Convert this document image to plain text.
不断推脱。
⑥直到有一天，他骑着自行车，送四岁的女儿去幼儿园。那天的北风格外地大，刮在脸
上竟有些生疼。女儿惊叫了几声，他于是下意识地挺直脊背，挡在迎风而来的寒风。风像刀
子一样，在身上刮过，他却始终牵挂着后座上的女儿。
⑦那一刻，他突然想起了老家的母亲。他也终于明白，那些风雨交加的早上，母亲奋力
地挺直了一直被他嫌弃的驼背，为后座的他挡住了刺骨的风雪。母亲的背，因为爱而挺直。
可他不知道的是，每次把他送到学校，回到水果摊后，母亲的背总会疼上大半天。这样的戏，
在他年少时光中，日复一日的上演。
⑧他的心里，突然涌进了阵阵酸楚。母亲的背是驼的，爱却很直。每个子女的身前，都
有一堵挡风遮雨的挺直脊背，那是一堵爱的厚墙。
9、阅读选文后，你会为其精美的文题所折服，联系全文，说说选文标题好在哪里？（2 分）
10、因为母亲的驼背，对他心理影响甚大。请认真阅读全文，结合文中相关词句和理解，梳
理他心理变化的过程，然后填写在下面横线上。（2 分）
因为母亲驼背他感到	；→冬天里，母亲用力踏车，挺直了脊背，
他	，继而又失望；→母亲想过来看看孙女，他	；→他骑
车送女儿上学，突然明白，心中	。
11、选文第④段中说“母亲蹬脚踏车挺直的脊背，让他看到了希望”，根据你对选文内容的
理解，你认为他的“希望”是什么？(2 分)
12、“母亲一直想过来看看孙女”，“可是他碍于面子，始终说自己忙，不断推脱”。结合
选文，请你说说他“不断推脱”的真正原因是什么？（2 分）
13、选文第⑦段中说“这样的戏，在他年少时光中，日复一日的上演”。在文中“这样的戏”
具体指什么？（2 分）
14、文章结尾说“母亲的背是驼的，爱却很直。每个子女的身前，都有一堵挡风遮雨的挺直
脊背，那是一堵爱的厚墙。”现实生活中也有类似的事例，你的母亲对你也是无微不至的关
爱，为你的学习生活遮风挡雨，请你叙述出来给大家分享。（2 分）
☆ ☆ ☆ ☆ ☆ ☆ ☆
Aim of the exercise |
How many of the lines above contain the string "这样的戏"? Give the number only.

Expected answer |
2